§ TASK TO COMPLETE
Count every line below that contains "твердых", then state the total with no other output.

§ GIVEN ENTRIES
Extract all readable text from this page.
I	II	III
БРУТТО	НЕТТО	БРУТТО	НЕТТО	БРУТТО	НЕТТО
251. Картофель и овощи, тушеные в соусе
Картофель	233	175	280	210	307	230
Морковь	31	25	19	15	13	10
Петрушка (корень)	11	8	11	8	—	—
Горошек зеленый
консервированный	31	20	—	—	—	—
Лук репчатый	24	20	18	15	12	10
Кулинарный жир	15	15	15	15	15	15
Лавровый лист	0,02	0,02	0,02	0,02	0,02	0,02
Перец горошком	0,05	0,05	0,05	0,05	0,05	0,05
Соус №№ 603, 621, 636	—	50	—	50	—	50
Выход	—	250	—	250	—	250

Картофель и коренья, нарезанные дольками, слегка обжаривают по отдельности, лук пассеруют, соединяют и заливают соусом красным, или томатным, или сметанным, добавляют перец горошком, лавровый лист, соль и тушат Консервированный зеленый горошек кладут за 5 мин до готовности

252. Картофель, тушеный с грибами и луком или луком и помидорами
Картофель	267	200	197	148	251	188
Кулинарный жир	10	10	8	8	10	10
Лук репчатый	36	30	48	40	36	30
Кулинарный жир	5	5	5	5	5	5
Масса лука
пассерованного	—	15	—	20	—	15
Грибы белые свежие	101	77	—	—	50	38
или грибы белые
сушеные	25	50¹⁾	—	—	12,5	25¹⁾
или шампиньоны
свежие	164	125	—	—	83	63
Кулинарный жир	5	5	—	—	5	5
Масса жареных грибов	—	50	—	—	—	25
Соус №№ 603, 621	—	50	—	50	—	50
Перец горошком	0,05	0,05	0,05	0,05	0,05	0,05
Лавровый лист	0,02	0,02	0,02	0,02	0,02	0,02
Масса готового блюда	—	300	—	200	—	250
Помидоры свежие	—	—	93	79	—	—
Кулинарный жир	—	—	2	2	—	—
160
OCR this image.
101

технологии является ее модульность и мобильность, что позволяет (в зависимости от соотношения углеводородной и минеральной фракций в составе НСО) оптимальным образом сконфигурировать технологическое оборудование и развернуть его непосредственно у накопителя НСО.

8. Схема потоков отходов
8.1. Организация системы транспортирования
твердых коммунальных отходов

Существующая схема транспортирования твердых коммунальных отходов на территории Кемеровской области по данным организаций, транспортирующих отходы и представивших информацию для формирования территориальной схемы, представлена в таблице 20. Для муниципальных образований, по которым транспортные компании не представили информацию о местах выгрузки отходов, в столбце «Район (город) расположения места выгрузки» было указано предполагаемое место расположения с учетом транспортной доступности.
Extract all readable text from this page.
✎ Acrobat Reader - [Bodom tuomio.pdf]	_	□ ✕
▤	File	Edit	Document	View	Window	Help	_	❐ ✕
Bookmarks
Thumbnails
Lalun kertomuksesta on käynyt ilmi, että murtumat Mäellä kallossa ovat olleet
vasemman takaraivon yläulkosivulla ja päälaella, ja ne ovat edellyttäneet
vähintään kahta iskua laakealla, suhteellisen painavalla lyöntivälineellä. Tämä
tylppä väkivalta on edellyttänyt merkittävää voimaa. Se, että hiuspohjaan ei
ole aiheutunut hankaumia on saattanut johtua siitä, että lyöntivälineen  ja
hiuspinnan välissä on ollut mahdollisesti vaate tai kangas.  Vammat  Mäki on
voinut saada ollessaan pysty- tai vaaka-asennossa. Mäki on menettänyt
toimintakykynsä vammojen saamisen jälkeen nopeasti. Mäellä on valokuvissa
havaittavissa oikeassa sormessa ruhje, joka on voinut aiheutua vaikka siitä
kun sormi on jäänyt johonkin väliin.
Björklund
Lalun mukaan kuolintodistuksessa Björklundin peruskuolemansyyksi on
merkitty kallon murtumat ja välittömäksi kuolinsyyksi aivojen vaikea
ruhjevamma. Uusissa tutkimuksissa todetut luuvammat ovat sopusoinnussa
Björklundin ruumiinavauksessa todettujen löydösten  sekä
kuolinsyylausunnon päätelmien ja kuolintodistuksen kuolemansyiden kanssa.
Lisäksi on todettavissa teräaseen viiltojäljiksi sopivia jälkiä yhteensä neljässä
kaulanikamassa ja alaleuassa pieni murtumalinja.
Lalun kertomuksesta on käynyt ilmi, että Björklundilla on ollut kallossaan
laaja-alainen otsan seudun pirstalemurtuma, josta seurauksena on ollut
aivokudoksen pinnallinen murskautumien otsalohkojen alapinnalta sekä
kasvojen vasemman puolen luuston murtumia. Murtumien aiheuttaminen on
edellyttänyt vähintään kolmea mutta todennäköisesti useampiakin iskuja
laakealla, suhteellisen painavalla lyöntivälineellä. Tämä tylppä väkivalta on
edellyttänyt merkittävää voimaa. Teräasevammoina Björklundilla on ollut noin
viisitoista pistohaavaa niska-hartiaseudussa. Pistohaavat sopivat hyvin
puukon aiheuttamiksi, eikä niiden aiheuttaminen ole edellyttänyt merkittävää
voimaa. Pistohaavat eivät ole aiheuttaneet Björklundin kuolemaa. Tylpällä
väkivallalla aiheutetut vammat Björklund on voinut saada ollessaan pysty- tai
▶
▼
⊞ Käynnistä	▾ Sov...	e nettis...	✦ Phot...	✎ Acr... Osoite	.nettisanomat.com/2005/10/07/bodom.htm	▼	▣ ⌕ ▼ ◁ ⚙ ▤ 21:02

§ SOLVED EXERCISE
2